CHALLENGE: Output the full listing below exactly, without the pictures.
======== ITEMS
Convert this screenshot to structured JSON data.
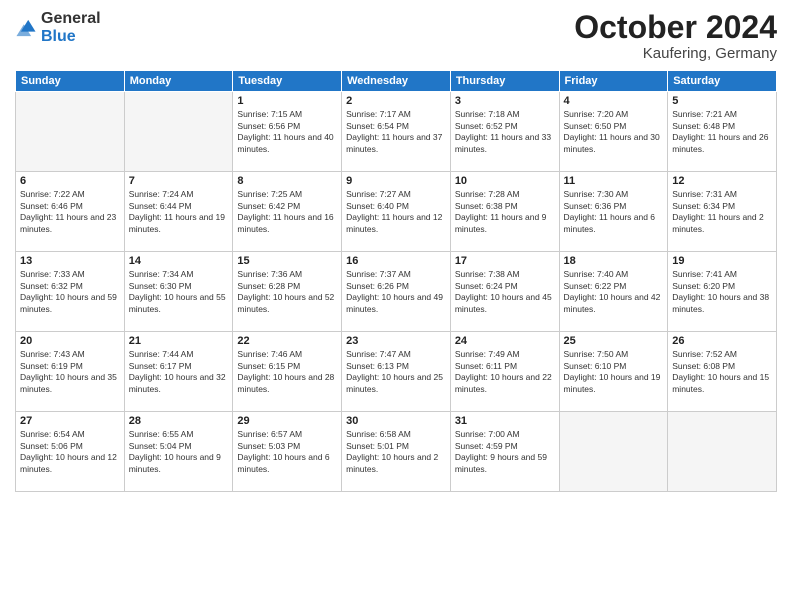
{
  "logo": {
    "general": "General",
    "blue": "Blue"
  },
  "title": "October 2024",
  "location": "Kaufering, Germany",
  "weekdays": [
    "Sunday",
    "Monday",
    "Tuesday",
    "Wednesday",
    "Thursday",
    "Friday",
    "Saturday"
  ],
  "weeks": [
    [
      {
        "day": "",
        "info": ""
      },
      {
        "day": "",
        "info": ""
      },
      {
        "day": "1",
        "info": "Sunrise: 7:15 AM\nSunset: 6:56 PM\nDaylight: 11 hours and 40 minutes."
      },
      {
        "day": "2",
        "info": "Sunrise: 7:17 AM\nSunset: 6:54 PM\nDaylight: 11 hours and 37 minutes."
      },
      {
        "day": "3",
        "info": "Sunrise: 7:18 AM\nSunset: 6:52 PM\nDaylight: 11 hours and 33 minutes."
      },
      {
        "day": "4",
        "info": "Sunrise: 7:20 AM\nSunset: 6:50 PM\nDaylight: 11 hours and 30 minutes."
      },
      {
        "day": "5",
        "info": "Sunrise: 7:21 AM\nSunset: 6:48 PM\nDaylight: 11 hours and 26 minutes."
      }
    ],
    [
      {
        "day": "6",
        "info": "Sunrise: 7:22 AM\nSunset: 6:46 PM\nDaylight: 11 hours and 23 minutes."
      },
      {
        "day": "7",
        "info": "Sunrise: 7:24 AM\nSunset: 6:44 PM\nDaylight: 11 hours and 19 minutes."
      },
      {
        "day": "8",
        "info": "Sunrise: 7:25 AM\nSunset: 6:42 PM\nDaylight: 11 hours and 16 minutes."
      },
      {
        "day": "9",
        "info": "Sunrise: 7:27 AM\nSunset: 6:40 PM\nDaylight: 11 hours and 12 minutes."
      },
      {
        "day": "10",
        "info": "Sunrise: 7:28 AM\nSunset: 6:38 PM\nDaylight: 11 hours and 9 minutes."
      },
      {
        "day": "11",
        "info": "Sunrise: 7:30 AM\nSunset: 6:36 PM\nDaylight: 11 hours and 6 minutes."
      },
      {
        "day": "12",
        "info": "Sunrise: 7:31 AM\nSunset: 6:34 PM\nDaylight: 11 hours and 2 minutes."
      }
    ],
    [
      {
        "day": "13",
        "info": "Sunrise: 7:33 AM\nSunset: 6:32 PM\nDaylight: 10 hours and 59 minutes."
      },
      {
        "day": "14",
        "info": "Sunrise: 7:34 AM\nSunset: 6:30 PM\nDaylight: 10 hours and 55 minutes."
      },
      {
        "day": "15",
        "info": "Sunrise: 7:36 AM\nSunset: 6:28 PM\nDaylight: 10 hours and 52 minutes."
      },
      {
        "day": "16",
        "info": "Sunrise: 7:37 AM\nSunset: 6:26 PM\nDaylight: 10 hours and 49 minutes."
      },
      {
        "day": "17",
        "info": "Sunrise: 7:38 AM\nSunset: 6:24 PM\nDaylight: 10 hours and 45 minutes."
      },
      {
        "day": "18",
        "info": "Sunrise: 7:40 AM\nSunset: 6:22 PM\nDaylight: 10 hours and 42 minutes."
      },
      {
        "day": "19",
        "info": "Sunrise: 7:41 AM\nSunset: 6:20 PM\nDaylight: 10 hours and 38 minutes."
      }
    ],
    [
      {
        "day": "20",
        "info": "Sunrise: 7:43 AM\nSunset: 6:19 PM\nDaylight: 10 hours and 35 minutes."
      },
      {
        "day": "21",
        "info": "Sunrise: 7:44 AM\nSunset: 6:17 PM\nDaylight: 10 hours and 32 minutes."
      },
      {
        "day": "22",
        "info": "Sunrise: 7:46 AM\nSunset: 6:15 PM\nDaylight: 10 hours and 28 minutes."
      },
      {
        "day": "23",
        "info": "Sunrise: 7:47 AM\nSunset: 6:13 PM\nDaylight: 10 hours and 25 minutes."
      },
      {
        "day": "24",
        "info": "Sunrise: 7:49 AM\nSunset: 6:11 PM\nDaylight: 10 hours and 22 minutes."
      },
      {
        "day": "25",
        "info": "Sunrise: 7:50 AM\nSunset: 6:10 PM\nDaylight: 10 hours and 19 minutes."
      },
      {
        "day": "26",
        "info": "Sunrise: 7:52 AM\nSunset: 6:08 PM\nDaylight: 10 hours and 15 minutes."
      }
    ],
    [
      {
        "day": "27",
        "info": "Sunrise: 6:54 AM\nSunset: 5:06 PM\nDaylight: 10 hours and 12 minutes."
      },
      {
        "day": "28",
        "info": "Sunrise: 6:55 AM\nSunset: 5:04 PM\nDaylight: 10 hours and 9 minutes."
      },
      {
        "day": "29",
        "info": "Sunrise: 6:57 AM\nSunset: 5:03 PM\nDaylight: 10 hours and 6 minutes."
      },
      {
        "day": "30",
        "info": "Sunrise: 6:58 AM\nSunset: 5:01 PM\nDaylight: 10 hours and 2 minutes."
      },
      {
        "day": "31",
        "info": "Sunrise: 7:00 AM\nSunset: 4:59 PM\nDaylight: 9 hours and 59 minutes."
      },
      {
        "day": "",
        "info": ""
      },
      {
        "day": "",
        "info": ""
      }
    ]
  ]
}
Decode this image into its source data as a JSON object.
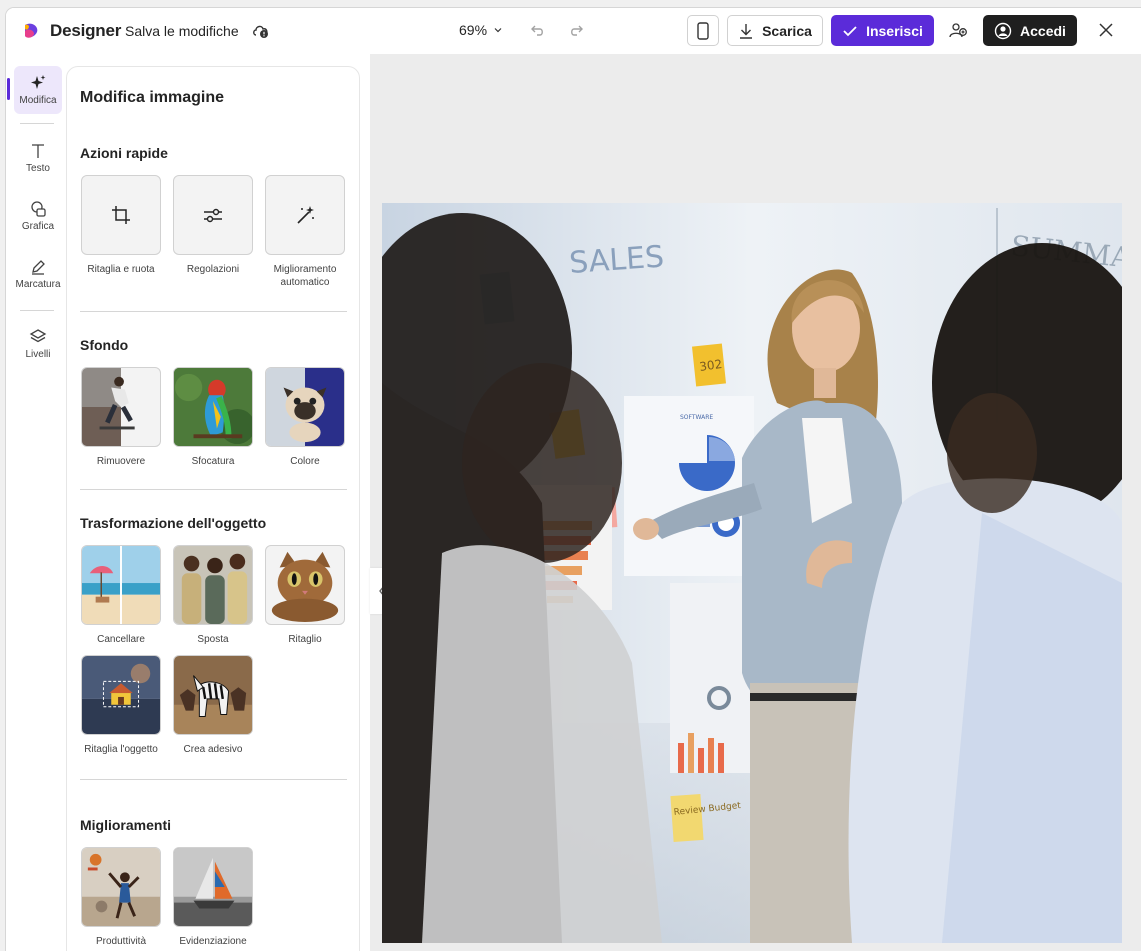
================
THE RESULT:
Convert this screenshot to structured JSON data.
{
  "logo": {
    "general": "General",
    "blue": "Blue"
  },
  "title": "October 2024",
  "location": "Kaufering, Germany",
  "weekdays": [
    "Sunday",
    "Monday",
    "Tuesday",
    "Wednesday",
    "Thursday",
    "Friday",
    "Saturday"
  ],
  "weeks": [
    [
      {
        "day": "",
        "info": ""
      },
      {
        "day": "",
        "info": ""
      },
      {
        "day": "1",
        "info": "Sunrise: 7:15 AM\nSunset: 6:56 PM\nDaylight: 11 hours and 40 minutes."
      },
      {
        "day": "2",
        "info": "Sunrise: 7:17 AM\nSunset: 6:54 PM\nDaylight: 11 hours and 37 minutes."
      },
      {
        "day": "3",
        "info": "Sunrise: 7:18 AM\nSunset: 6:52 PM\nDaylight: 11 hours and 33 minutes."
      },
      {
        "day": "4",
        "info": "Sunrise: 7:20 AM\nSunset: 6:50 PM\nDaylight: 11 hours and 30 minutes."
      },
      {
        "day": "5",
        "info": "Sunrise: 7:21 AM\nSunset: 6:48 PM\nDaylight: 11 hours and 26 minutes."
      }
    ],
    [
      {
        "day": "6",
        "info": "Sunrise: 7:22 AM\nSunset: 6:46 PM\nDaylight: 11 hours and 23 minutes."
      },
      {
        "day": "7",
        "info": "Sunrise: 7:24 AM\nSunset: 6:44 PM\nDaylight: 11 hours and 19 minutes."
      },
      {
        "day": "8",
        "info": "Sunrise: 7:25 AM\nSunset: 6:42 PM\nDaylight: 11 hours and 16 minutes."
      },
      {
        "day": "9",
        "info": "Sunrise: 7:27 AM\nSunset: 6:40 PM\nDaylight: 11 hours and 12 minutes."
      },
      {
        "day": "10",
        "info": "Sunrise: 7:28 AM\nSunset: 6:38 PM\nDaylight: 11 hours and 9 minutes."
      },
      {
        "day": "11",
        "info": "Sunrise: 7:30 AM\nSunset: 6:36 PM\nDaylight: 11 hours and 6 minutes."
      },
      {
        "day": "12",
        "info": "Sunrise: 7:31 AM\nSunset: 6:34 PM\nDaylight: 11 hours and 2 minutes."
      }
    ],
    [
      {
        "day": "13",
        "info": "Sunrise: 7:33 AM\nSunset: 6:32 PM\nDaylight: 10 hours and 59 minutes."
      },
      {
        "day": "14",
        "info": "Sunrise: 7:34 AM\nSunset: 6:30 PM\nDaylight: 10 hours and 55 minutes."
      },
      {
        "day": "15",
        "info": "Sunrise: 7:36 AM\nSunset: 6:28 PM\nDaylight: 10 hours and 52 minutes."
      },
      {
        "day": "16",
        "info": "Sunrise: 7:37 AM\nSunset: 6:26 PM\nDaylight: 10 hours and 49 minutes."
      },
      {
        "day": "17",
        "info": "Sunrise: 7:38 AM\nSunset: 6:24 PM\nDaylight: 10 hours and 45 minutes."
      },
      {
        "day": "18",
        "info": "Sunrise: 7:40 AM\nSunset: 6:22 PM\nDaylight: 10 hours and 42 minutes."
      },
      {
        "day": "19",
        "info": "Sunrise: 7:41 AM\nSunset: 6:20 PM\nDaylight: 10 hours and 38 minutes."
      }
    ],
    [
      {
        "day": "20",
        "info": "Sunrise: 7:43 AM\nSunset: 6:19 PM\nDaylight: 10 hours and 35 minutes."
      },
      {
        "day": "21",
        "info": "Sunrise: 7:44 AM\nSunset: 6:17 PM\nDaylight: 10 hours and 32 minutes."
      },
      {
        "day": "22",
        "info": "Sunrise: 7:46 AM\nSunset: 6:15 PM\nDaylight: 10 hours and 28 minutes."
      },
      {
        "day": "23",
        "info": "Sunrise: 7:47 AM\nSunset: 6:13 PM\nDaylight: 10 hours and 25 minutes."
      },
      {
        "day": "24",
        "info": "Sunrise: 7:49 AM\nSunset: 6:11 PM\nDaylight: 10 hours and 22 minutes."
      },
      {
        "day": "25",
        "info": "Sunrise: 7:50 AM\nSunset: 6:10 PM\nDaylight: 10 hours and 19 minutes."
      },
      {
        "day": "26",
        "info": "Sunrise: 7:52 AM\nSunset: 6:08 PM\nDaylight: 10 hours and 15 minutes."
      }
    ],
    [
      {
        "day": "27",
        "info": "Sunrise: 6:54 AM\nSunset: 5:06 PM\nDaylight: 10 hours and 12 minutes."
      },
      {
        "day": "28",
        "info": "Sunrise: 6:55 AM\nSunset: 5:04 PM\nDaylight: 10 hours and 9 minutes."
      },
      {
        "day": "29",
        "info": "Sunrise: 6:57 AM\nSunset: 5:03 PM\nDaylight: 10 hours and 6 minutes."
      },
      {
        "day": "30",
        "info": "Sunrise: 6:58 AM\nSunset: 5:01 PM\nDaylight: 10 hours and 2 minutes."
      },
      {
        "day": "31",
        "info": "Sunrise: 7:00 AM\nSunset: 4:59 PM\nDaylight: 9 hours and 59 minutes."
      },
      {
        "day": "",
        "info": ""
      },
      {
        "day": "",
        "info": ""
      }
    ]
  ]
}
Decode this image into its source data as a JSON object.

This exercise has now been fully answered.